* [EXERCISE DIRECTIONS]
Reproduce each line of the data below verbatim, without altering any character.

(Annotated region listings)
(begin)

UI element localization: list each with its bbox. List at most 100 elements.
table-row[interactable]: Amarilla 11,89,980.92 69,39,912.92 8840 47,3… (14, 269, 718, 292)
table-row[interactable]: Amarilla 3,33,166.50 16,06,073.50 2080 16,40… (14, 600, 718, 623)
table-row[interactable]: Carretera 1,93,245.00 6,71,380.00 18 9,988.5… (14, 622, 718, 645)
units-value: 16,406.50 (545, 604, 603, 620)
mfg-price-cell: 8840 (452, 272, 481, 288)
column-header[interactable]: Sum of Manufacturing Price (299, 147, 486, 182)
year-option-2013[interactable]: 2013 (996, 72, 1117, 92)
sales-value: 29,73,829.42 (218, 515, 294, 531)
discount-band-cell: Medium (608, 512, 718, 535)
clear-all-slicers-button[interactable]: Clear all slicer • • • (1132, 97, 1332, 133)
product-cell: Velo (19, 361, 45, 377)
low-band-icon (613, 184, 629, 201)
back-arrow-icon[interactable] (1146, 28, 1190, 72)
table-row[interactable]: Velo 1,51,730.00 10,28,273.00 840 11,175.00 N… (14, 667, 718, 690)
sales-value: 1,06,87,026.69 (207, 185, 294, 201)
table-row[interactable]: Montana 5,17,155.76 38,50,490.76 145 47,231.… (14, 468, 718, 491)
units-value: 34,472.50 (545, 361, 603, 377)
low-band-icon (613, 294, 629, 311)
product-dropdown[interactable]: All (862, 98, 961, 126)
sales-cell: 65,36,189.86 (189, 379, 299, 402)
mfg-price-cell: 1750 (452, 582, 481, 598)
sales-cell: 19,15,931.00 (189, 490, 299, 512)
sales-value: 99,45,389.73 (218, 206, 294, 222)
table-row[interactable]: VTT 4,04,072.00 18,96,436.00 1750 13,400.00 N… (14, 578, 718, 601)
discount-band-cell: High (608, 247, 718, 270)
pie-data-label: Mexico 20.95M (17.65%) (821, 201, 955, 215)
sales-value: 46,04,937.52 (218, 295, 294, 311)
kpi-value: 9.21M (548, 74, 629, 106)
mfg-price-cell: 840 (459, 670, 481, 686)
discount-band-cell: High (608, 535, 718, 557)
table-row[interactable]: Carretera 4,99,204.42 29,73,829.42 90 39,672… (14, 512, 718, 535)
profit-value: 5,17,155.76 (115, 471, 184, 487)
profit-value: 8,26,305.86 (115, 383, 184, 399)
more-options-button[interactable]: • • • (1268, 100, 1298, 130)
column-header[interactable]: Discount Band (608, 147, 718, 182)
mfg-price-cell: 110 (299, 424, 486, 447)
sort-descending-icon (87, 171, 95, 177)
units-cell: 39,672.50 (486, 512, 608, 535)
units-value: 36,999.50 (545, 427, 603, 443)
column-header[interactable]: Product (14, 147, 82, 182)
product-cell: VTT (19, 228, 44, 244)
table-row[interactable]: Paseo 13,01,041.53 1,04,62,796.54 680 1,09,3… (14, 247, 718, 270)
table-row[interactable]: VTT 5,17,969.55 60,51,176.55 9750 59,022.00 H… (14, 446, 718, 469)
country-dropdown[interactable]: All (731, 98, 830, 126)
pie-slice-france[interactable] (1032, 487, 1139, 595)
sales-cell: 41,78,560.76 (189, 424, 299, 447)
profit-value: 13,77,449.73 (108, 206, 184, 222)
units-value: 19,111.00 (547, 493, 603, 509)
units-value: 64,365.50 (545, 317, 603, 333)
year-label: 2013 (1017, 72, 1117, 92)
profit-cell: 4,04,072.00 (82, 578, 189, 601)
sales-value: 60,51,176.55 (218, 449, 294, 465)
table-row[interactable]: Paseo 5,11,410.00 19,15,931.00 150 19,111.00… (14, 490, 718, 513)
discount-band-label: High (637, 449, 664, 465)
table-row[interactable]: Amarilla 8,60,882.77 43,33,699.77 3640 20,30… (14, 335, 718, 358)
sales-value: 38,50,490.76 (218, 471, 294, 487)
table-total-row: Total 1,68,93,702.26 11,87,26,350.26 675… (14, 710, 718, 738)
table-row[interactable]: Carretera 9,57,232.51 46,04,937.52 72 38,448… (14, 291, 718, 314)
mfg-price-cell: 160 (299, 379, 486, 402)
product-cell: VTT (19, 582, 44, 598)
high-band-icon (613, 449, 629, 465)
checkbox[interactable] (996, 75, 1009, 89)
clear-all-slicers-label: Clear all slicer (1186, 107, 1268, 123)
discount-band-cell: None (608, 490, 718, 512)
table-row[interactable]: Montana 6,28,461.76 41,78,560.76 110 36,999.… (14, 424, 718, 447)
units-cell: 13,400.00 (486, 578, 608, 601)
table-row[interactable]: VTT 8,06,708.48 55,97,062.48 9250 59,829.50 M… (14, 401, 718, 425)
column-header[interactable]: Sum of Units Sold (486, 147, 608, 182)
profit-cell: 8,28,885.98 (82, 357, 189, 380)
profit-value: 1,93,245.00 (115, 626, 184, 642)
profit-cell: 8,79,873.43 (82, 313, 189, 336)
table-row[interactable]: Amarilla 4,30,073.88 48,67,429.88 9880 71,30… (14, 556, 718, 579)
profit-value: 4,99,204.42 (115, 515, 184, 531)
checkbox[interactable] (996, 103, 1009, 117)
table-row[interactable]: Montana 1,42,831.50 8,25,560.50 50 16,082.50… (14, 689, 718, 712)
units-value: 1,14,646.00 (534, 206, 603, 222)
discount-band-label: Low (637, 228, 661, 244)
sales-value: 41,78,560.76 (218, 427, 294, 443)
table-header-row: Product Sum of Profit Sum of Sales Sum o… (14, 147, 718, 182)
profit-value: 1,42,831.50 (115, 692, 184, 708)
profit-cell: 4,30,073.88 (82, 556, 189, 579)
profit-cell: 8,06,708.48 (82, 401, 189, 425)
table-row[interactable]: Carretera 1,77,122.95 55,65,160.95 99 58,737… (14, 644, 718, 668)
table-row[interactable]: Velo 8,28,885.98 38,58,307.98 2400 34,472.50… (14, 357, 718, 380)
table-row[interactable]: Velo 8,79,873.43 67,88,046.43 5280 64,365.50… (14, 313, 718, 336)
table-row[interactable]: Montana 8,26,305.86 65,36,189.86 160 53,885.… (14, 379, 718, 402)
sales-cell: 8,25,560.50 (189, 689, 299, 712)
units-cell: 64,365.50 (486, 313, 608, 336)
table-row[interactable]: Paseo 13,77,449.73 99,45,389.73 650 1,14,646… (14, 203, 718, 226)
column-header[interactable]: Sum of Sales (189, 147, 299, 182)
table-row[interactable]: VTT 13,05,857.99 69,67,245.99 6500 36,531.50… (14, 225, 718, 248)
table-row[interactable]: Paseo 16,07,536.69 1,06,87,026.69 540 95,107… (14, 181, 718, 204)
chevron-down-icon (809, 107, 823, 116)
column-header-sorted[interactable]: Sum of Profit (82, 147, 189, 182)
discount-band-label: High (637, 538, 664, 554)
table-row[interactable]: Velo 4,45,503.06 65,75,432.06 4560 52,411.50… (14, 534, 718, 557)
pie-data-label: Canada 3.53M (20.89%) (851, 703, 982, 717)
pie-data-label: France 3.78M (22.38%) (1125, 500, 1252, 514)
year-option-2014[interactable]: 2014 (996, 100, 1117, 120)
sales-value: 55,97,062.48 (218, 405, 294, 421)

(end)

* [FULL SOLUTION]
UI element localization: list each with its bbox. List at most 100 elements.
table-row[interactable]: Amarilla 11,89,980.92 69,39,912.92 8840 47,3… (14, 269, 718, 292)
table-row[interactable]: Amarilla 3,33,166.50 16,06,073.50 2080 16,40… (14, 600, 718, 623)
table-row[interactable]: Carretera 1,93,245.00 6,71,380.00 18 9,988.5… (14, 622, 718, 645)
units-value: 16,406.50 (545, 604, 603, 620)
mfg-price-cell: 8840 (452, 272, 481, 288)
column-header[interactable]: Sum of Manufacturing Price (299, 147, 486, 182)
year-option-2013[interactable]: 2013 (996, 72, 1117, 92)
sales-value: 29,73,829.42 (218, 515, 294, 531)
discount-band-cell: Medium (608, 512, 718, 535)
clear-all-slicers-button[interactable]: Clear all slicer • • • (1132, 97, 1332, 133)
product-cell: Velo (19, 361, 45, 377)
low-band-icon (613, 184, 629, 201)
back-arrow-icon[interactable] (1146, 28, 1190, 72)
table-row[interactable]: Velo 1,51,730.00 10,28,273.00 840 11,175.00 N… (14, 667, 718, 690)
sales-value: 1,06,87,026.69 (207, 185, 294, 201)
table-row[interactable]: Montana 5,17,155.76 38,50,490.76 145 47,231.… (14, 468, 718, 491)
units-value: 34,472.50 (545, 361, 603, 377)
low-band-icon (613, 294, 629, 311)
product-dropdown[interactable]: All (862, 98, 961, 126)
sales-cell: 65,36,189.86 (189, 379, 299, 402)
mfg-price-cell: 1750 (452, 582, 481, 598)
sales-cell: 19,15,931.00 (189, 490, 299, 512)
sales-value: 99,45,389.73 (218, 206, 294, 222)
table-row[interactable]: VTT 4,04,072.00 18,96,436.00 1750 13,400.00 N… (14, 578, 718, 601)
discount-band-cell: High (608, 247, 718, 270)
pie-data-label: Mexico 20.95M (17.65%) (821, 201, 955, 215)
sales-value: 46,04,937.52 (218, 295, 294, 311)
kpi-value: 9.21M (548, 74, 629, 106)
mfg-price-cell: 840 (459, 670, 481, 686)
discount-band-cell: High (608, 535, 718, 557)
table-row[interactable]: Carretera 4,99,204.42 29,73,829.42 90 39,672… (14, 512, 718, 535)
profit-value: 5,17,155.76 (115, 471, 184, 487)
profit-value: 8,26,305.86 (115, 383, 184, 399)
more-options-button[interactable]: • • • (1268, 100, 1298, 130)
column-header[interactable]: Discount Band (608, 147, 718, 182)
mfg-price-cell: 110 (299, 424, 486, 447)
sort-descending-icon (87, 171, 95, 177)
units-cell: 39,672.50 (486, 512, 608, 535)
units-value: 36,999.50 (545, 427, 603, 443)
column-header[interactable]: Product (14, 147, 82, 182)
product-cell: VTT (19, 228, 44, 244)
table-row[interactable]: Paseo 13,01,041.53 1,04,62,796.54 680 1,09,3… (14, 247, 718, 270)
table-row[interactable]: VTT 5,17,969.55 60,51,176.55 9750 59,022.00 H… (14, 446, 718, 469)
country-dropdown[interactable]: All (731, 98, 830, 126)
pie-slice-france[interactable] (1032, 487, 1139, 595)
sales-cell: 41,78,560.76 (189, 424, 299, 447)
profit-value: 13,77,449.73 (108, 206, 184, 222)
units-value: 19,111.00 (547, 493, 603, 509)
units-value: 64,365.50 (545, 317, 603, 333)
year-label: 2013 (1017, 72, 1117, 92)
profit-cell: 4,04,072.00 (82, 578, 189, 601)
sales-value: 60,51,176.55 (218, 449, 294, 465)
table-row[interactable]: Paseo 5,11,410.00 19,15,931.00 150 19,111.00… (14, 490, 718, 513)
discount-band-label: High (637, 449, 664, 465)
table-row[interactable]: Amarilla 8,60,882.77 43,33,699.77 3640 20,30… (14, 335, 718, 358)
sales-value: 38,50,490.76 (218, 471, 294, 487)
table-total-row: Total 1,68,93,702.26 11,87,26,350.26 675… (14, 710, 718, 738)
table-row[interactable]: Carretera 9,57,232.51 46,04,937.52 72 38,448… (14, 291, 718, 314)
mfg-price-cell: 160 (299, 379, 486, 402)
product-cell: VTT (19, 582, 44, 598)
high-band-icon (613, 449, 629, 465)
checkbox[interactable] (996, 75, 1009, 89)
clear-all-slicers-label: Clear all slicer (1186, 107, 1268, 123)
discount-band-cell: None (608, 490, 718, 512)
table-row[interactable]: Montana 6,28,461.76 41,78,560.76 110 36,999.… (14, 424, 718, 447)
units-cell: 13,400.00 (486, 578, 608, 601)
table-row[interactable]: VTT 8,06,708.48 55,97,062.48 9250 59,829.50 M… (14, 401, 718, 425)
column-header[interactable]: Sum of Units Sold (486, 147, 608, 182)
profit-cell: 8,28,885.98 (82, 357, 189, 380)
profit-value: 1,93,245.00 (115, 626, 184, 642)
profit-cell: 8,79,873.43 (82, 313, 189, 336)
table-row[interactable]: Amarilla 4,30,073.88 48,67,429.88 9880 71,30… (14, 556, 718, 579)
profit-value: 4,99,204.42 (115, 515, 184, 531)
checkbox[interactable] (996, 103, 1009, 117)
table-row[interactable]: Montana 1,42,831.50 8,25,560.50 50 16,082.50… (14, 689, 718, 712)
units-value: 1,14,646.00 (534, 206, 603, 222)
discount-band-label: Low (637, 228, 661, 244)
sales-value: 41,78,560.76 (218, 427, 294, 443)
table-header-row: Product Sum of Profit Sum of Sales Sum o… (14, 147, 718, 182)
profit-value: 1,42,831.50 (115, 692, 184, 708)
profit-cell: 4,30,073.88 (82, 556, 189, 579)
profit-cell: 8,06,708.48 (82, 401, 189, 425)
table-row[interactable]: Carretera 1,77,122.95 55,65,160.95 99 58,737… (14, 644, 718, 668)
table-row[interactable]: Velo 8,28,885.98 38,58,307.98 2400 34,472.50… (14, 357, 718, 380)
table-row[interactable]: Velo 8,79,873.43 67,88,046.43 5280 64,365.50… (14, 313, 718, 336)
table-row[interactable]: Montana 8,26,305.86 65,36,189.86 160 53,885.… (14, 379, 718, 402)
sales-cell: 8,25,560.50 (189, 689, 299, 712)
units-cell: 64,365.50 (486, 313, 608, 336)
table-row[interactable]: Paseo 13,77,449.73 99,45,389.73 650 1,14,646… (14, 203, 718, 226)
column-header[interactable]: Sum of Sales (189, 147, 299, 182)
table-row[interactable]: VTT 13,05,857.99 69,67,245.99 6500 36,531.50… (14, 225, 718, 248)
table-row[interactable]: Paseo 16,07,536.69 1,06,87,026.69 540 95,107… (14, 181, 718, 204)
chevron-down-icon (809, 107, 823, 116)
column-header-sorted[interactable]: Sum of Profit (82, 147, 189, 182)
discount-band-label: High (637, 538, 664, 554)
table-row[interactable]: Velo 4,45,503.06 65,75,432.06 4560 52,411.50… (14, 534, 718, 557)
pie-data-label: Canada 3.53M (20.89%) (851, 703, 982, 717)
pie-data-label: France 3.78M (22.38%) (1125, 500, 1252, 514)
year-option-2014[interactable]: 2014 (996, 100, 1117, 120)
sales-value: 55,97,062.48 (218, 405, 294, 421)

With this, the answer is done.